■ WORK REQUIRED
Copy out each line of the data that holds the word "تحویل".

═════ DATA ═════

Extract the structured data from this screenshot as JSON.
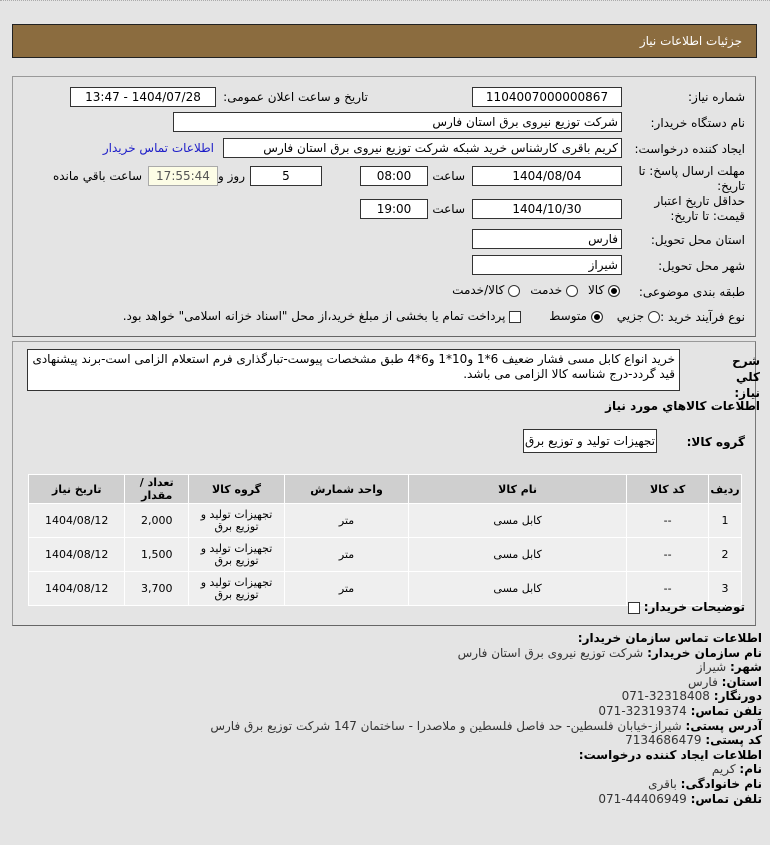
{
  "header": {
    "title": "جزئیات اطلاعات نیاز"
  },
  "form": {
    "need_number_label": "شماره نیاز:",
    "need_number": "1104007000000867",
    "announce_label": "تاریخ و ساعت اعلان عمومی:",
    "announce_value": "1404/07/28 - 13:47",
    "buyer_label": "نام دستگاه خریدار:",
    "buyer": "شرکت توزیع نیروی برق استان فارس",
    "creator_label": "ایجاد کننده درخواست:",
    "creator": "کریم باقری کارشناس خرید شبکه شرکت توزیع نیروی برق استان فارس",
    "contact_link": "اطلاعات تماس خریدار",
    "deadline_label": "مهلت ارسال پاسخ: تا تاریخ:",
    "deadline_date": "1404/08/04",
    "time_label": "ساعت",
    "deadline_time": "08:00",
    "days": "5",
    "days_label": "روز و",
    "remaining": "17:55:44",
    "remaining_label": "ساعت باقي مانده",
    "validity_label": "حداقل تاریخ اعتبار قیمت: تا تاریخ:",
    "validity_date": "1404/10/30",
    "validity_time": "19:00",
    "province_label": "استان محل تحویل:",
    "province": "فارس",
    "city_label": "شهر محل تحویل:",
    "city": "شیراز",
    "category_label": "طبقه بندی موضوعی:",
    "category_options": [
      "کالا",
      "خدمت",
      "کالا/خدمت"
    ],
    "category_selected": "کالا",
    "process_label": "نوع فرآیند خرید :",
    "process_options": [
      "جزیي",
      "متوسط"
    ],
    "process_selected": "متوسط",
    "payment_note": "پرداخت تمام یا بخشی از مبلغ خرید،از محل \"اسناد خزانه اسلامی\" خواهد بود."
  },
  "details": {
    "desc_label": "شرح کلي نیاز:",
    "description": "خرید انواع کابل مسی فشار ضعیف 6*1 و10*1 و6*4 طبق مشخصات پیوست-تبارگذاری فرم استعلام الزامی است-برند پیشنهادی قید گردد-درج شناسه کالا الزامی می باشد.",
    "goods_title": "اطلاعات کالاهاي مورد نیاز",
    "group_label": "گروه کالا:",
    "group": "تجهیزات تولید و توزیع برق",
    "columns": [
      "ردیف",
      "کد کالا",
      "نام کالا",
      "واحد شمارش",
      "گروه کالا",
      "تعداد / مقدار",
      "تاریخ نیاز"
    ],
    "rows": [
      [
        "1",
        "--",
        "کابل مسی",
        "متر",
        "تجهیزات تولید و توزیع برق",
        "2,000",
        "1404/08/12"
      ],
      [
        "2",
        "--",
        "کابل مسی",
        "متر",
        "تجهیزات تولید و توزیع برق",
        "1,500",
        "1404/08/12"
      ],
      [
        "3",
        "--",
        "کابل مسی",
        "متر",
        "تجهیزات تولید و توزیع برق",
        "3,700",
        "1404/08/12"
      ]
    ],
    "buyer_notes_label": "توضیحات خریدار:"
  },
  "contact": {
    "title": "اطلاعات تماس سازمان خریدار:",
    "lines": [
      {
        "k": "نام سازمان خریدار:",
        "v": "شرکت توزیع نیروی برق استان فارس"
      },
      {
        "k": "شهر:",
        "v": "شیراز"
      },
      {
        "k": "استان:",
        "v": "فارس"
      },
      {
        "k": "دورنگار:",
        "v": "32318408-071"
      },
      {
        "k": "تلفن تماس:",
        "v": "32319374-071"
      },
      {
        "k": "آدرس پستی:",
        "v": "شیراز-خیابان فلسطین- حد فاصل فلسطین و ملاصدرا - ساختمان 147 شرکت توزیع برق فارس"
      },
      {
        "k": "کد پستی:",
        "v": "7134686479"
      }
    ],
    "creator_title": "اطلاعات ایجاد کننده درخواست:",
    "creator_lines": [
      {
        "k": "نام:",
        "v": "کریم"
      },
      {
        "k": "نام خانوادگی:",
        "v": "باقری"
      },
      {
        "k": "تلفن تماس:",
        "v": "44406949-071"
      }
    ]
  },
  "colors": {
    "header_bg": "#8b6c3f",
    "link": "#1c1cc8"
  }
}
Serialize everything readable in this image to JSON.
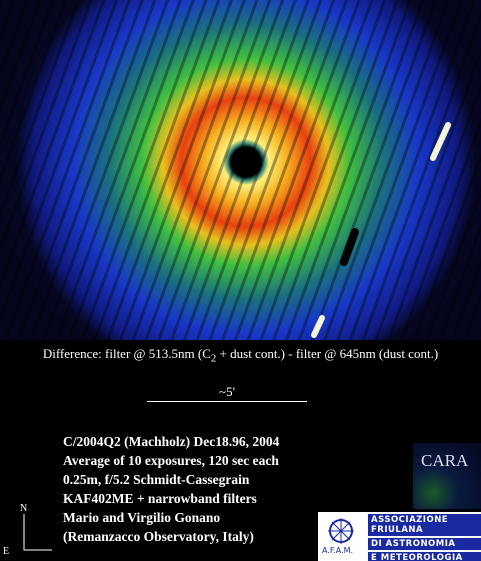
{
  "caption": {
    "before": "Difference: filter @ 513.5nm (C",
    "subscript": "2",
    "after": " + dust cont.) - filter @ 645nm (dust cont.)"
  },
  "scale_label": "~5'",
  "info_lines": [
    "C/2004Q2 (Machholz) Dec18.96, 2004",
    "Average of 10 exposures, 120 sec each",
    "0.25m, f/5.2 Schmidt-Cassegrain",
    "KAF402ME + narrowband filters",
    "Mario and Virgilio Gonano",
    "(Remanzacco Observatory, Italy)"
  ],
  "compass": {
    "north": "N",
    "east": "E"
  },
  "logos": {
    "cara": "CARA",
    "afam_short": "A.F.A.M.",
    "afam_lines": [
      "Associazione Friulana",
      "di Astronomia",
      "e Meteorologia"
    ]
  }
}
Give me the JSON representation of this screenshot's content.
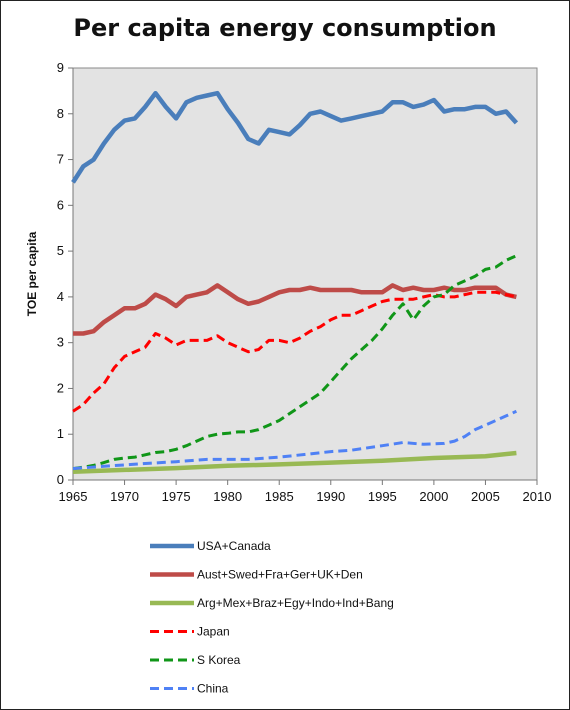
{
  "chart_data": {
    "type": "line",
    "title": "Per capita energy consumption",
    "xlabel": "",
    "ylabel": "TOE per capita",
    "xlim": [
      1965,
      2010
    ],
    "ylim": [
      0,
      9
    ],
    "xticks": [
      1965,
      1970,
      1975,
      1980,
      1985,
      1990,
      1995,
      2000,
      2005,
      2010
    ],
    "yticks": [
      0,
      1,
      2,
      3,
      4,
      5,
      6,
      7,
      8,
      9
    ],
    "grid": false,
    "plot_background": "#e3e3e3",
    "legend_position": "bottom",
    "series": [
      {
        "name": "USA+Canada",
        "color": "#4a7ebb",
        "style": "solid",
        "x": [
          1965,
          1966,
          1967,
          1968,
          1969,
          1970,
          1971,
          1972,
          1973,
          1974,
          1975,
          1976,
          1977,
          1978,
          1979,
          1980,
          1981,
          1982,
          1983,
          1984,
          1985,
          1986,
          1987,
          1988,
          1989,
          1990,
          1991,
          1992,
          1993,
          1994,
          1995,
          1996,
          1997,
          1998,
          1999,
          2000,
          2001,
          2002,
          2003,
          2004,
          2005,
          2006,
          2007,
          2008
        ],
        "y": [
          6.5,
          6.85,
          7.0,
          7.35,
          7.65,
          7.85,
          7.9,
          8.15,
          8.45,
          8.15,
          7.9,
          8.25,
          8.35,
          8.4,
          8.45,
          8.1,
          7.8,
          7.45,
          7.35,
          7.65,
          7.6,
          7.55,
          7.75,
          8.0,
          8.05,
          7.95,
          7.85,
          7.9,
          7.95,
          8.0,
          8.05,
          8.25,
          8.25,
          8.15,
          8.2,
          8.3,
          8.05,
          8.1,
          8.1,
          8.15,
          8.15,
          8.0,
          8.05,
          7.8
        ]
      },
      {
        "name": "Aust+Swed+Fra+Ger+UK+Den",
        "color": "#be4b48",
        "style": "solid",
        "x": [
          1965,
          1966,
          1967,
          1968,
          1969,
          1970,
          1971,
          1972,
          1973,
          1974,
          1975,
          1976,
          1977,
          1978,
          1979,
          1980,
          1981,
          1982,
          1983,
          1984,
          1985,
          1986,
          1987,
          1988,
          1989,
          1990,
          1991,
          1992,
          1993,
          1994,
          1995,
          1996,
          1997,
          1998,
          1999,
          2000,
          2001,
          2002,
          2003,
          2004,
          2005,
          2006,
          2007,
          2008
        ],
        "y": [
          3.2,
          3.2,
          3.25,
          3.45,
          3.6,
          3.75,
          3.75,
          3.85,
          4.05,
          3.95,
          3.8,
          4.0,
          4.05,
          4.1,
          4.25,
          4.1,
          3.95,
          3.85,
          3.9,
          4.0,
          4.1,
          4.15,
          4.15,
          4.2,
          4.15,
          4.15,
          4.15,
          4.15,
          4.1,
          4.1,
          4.1,
          4.25,
          4.15,
          4.2,
          4.15,
          4.15,
          4.2,
          4.15,
          4.15,
          4.2,
          4.2,
          4.2,
          4.05,
          4.0
        ]
      },
      {
        "name": "Arg+Mex+Braz+Egy+Indo+Ind+Bang",
        "color": "#98b954",
        "style": "solid",
        "x": [
          1965,
          1970,
          1975,
          1980,
          1985,
          1990,
          1995,
          2000,
          2005,
          2008
        ],
        "y": [
          0.18,
          0.22,
          0.26,
          0.31,
          0.34,
          0.38,
          0.42,
          0.48,
          0.52,
          0.59
        ]
      },
      {
        "name": "Japan",
        "color": "#ff0000",
        "style": "dashed",
        "x": [
          1965,
          1966,
          1967,
          1968,
          1969,
          1970,
          1971,
          1972,
          1973,
          1974,
          1975,
          1976,
          1977,
          1978,
          1979,
          1980,
          1981,
          1982,
          1983,
          1984,
          1985,
          1986,
          1987,
          1988,
          1989,
          1990,
          1991,
          1992,
          1993,
          1994,
          1995,
          1996,
          1997,
          1998,
          1999,
          2000,
          2001,
          2002,
          2003,
          2004,
          2005,
          2006,
          2007,
          2008
        ],
        "y": [
          1.5,
          1.65,
          1.9,
          2.1,
          2.45,
          2.7,
          2.8,
          2.9,
          3.2,
          3.1,
          2.95,
          3.05,
          3.05,
          3.05,
          3.15,
          3.0,
          2.9,
          2.8,
          2.85,
          3.05,
          3.05,
          3.0,
          3.1,
          3.25,
          3.35,
          3.5,
          3.6,
          3.6,
          3.7,
          3.8,
          3.9,
          3.95,
          3.95,
          3.95,
          4.0,
          4.05,
          4.0,
          4.0,
          4.05,
          4.1,
          4.1,
          4.1,
          4.05,
          4.0
        ]
      },
      {
        "name": "S Korea",
        "color": "#109618",
        "style": "dashed",
        "x": [
          1965,
          1966,
          1967,
          1968,
          1969,
          1970,
          1971,
          1972,
          1973,
          1974,
          1975,
          1976,
          1977,
          1978,
          1979,
          1980,
          1981,
          1982,
          1983,
          1984,
          1985,
          1986,
          1987,
          1988,
          1989,
          1990,
          1991,
          1992,
          1993,
          1994,
          1995,
          1996,
          1997,
          1998,
          1999,
          2000,
          2001,
          2002,
          2003,
          2004,
          2005,
          2006,
          2007,
          2008
        ],
        "y": [
          0.25,
          0.28,
          0.32,
          0.38,
          0.45,
          0.48,
          0.5,
          0.55,
          0.6,
          0.62,
          0.67,
          0.75,
          0.85,
          0.95,
          1.0,
          1.02,
          1.05,
          1.05,
          1.1,
          1.2,
          1.3,
          1.45,
          1.6,
          1.75,
          1.9,
          2.15,
          2.4,
          2.65,
          2.85,
          3.05,
          3.3,
          3.6,
          3.85,
          3.5,
          3.8,
          4.0,
          4.05,
          4.25,
          4.35,
          4.45,
          4.6,
          4.65,
          4.8,
          4.9
        ]
      },
      {
        "name": "China",
        "color": "#4f81f5",
        "style": "dashed",
        "x": [
          1965,
          1968,
          1970,
          1972,
          1975,
          1978,
          1980,
          1982,
          1985,
          1988,
          1990,
          1992,
          1995,
          1997,
          1999,
          2001,
          2002,
          2003,
          2004,
          2005,
          2006,
          2007,
          2008
        ],
        "y": [
          0.25,
          0.3,
          0.33,
          0.36,
          0.4,
          0.45,
          0.45,
          0.45,
          0.5,
          0.57,
          0.62,
          0.65,
          0.75,
          0.82,
          0.78,
          0.8,
          0.85,
          0.95,
          1.1,
          1.2,
          1.3,
          1.4,
          1.5
        ]
      }
    ]
  }
}
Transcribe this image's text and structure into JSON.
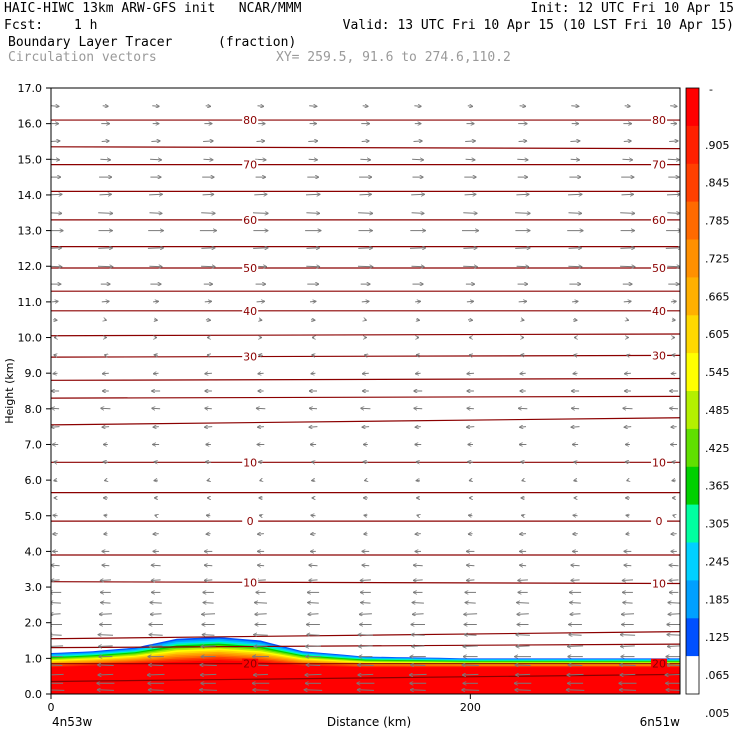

═════

■ FINAL RESULT
    "province_label": "استان محل تحویل:",
    "city_label": "شهر محل تحویل:",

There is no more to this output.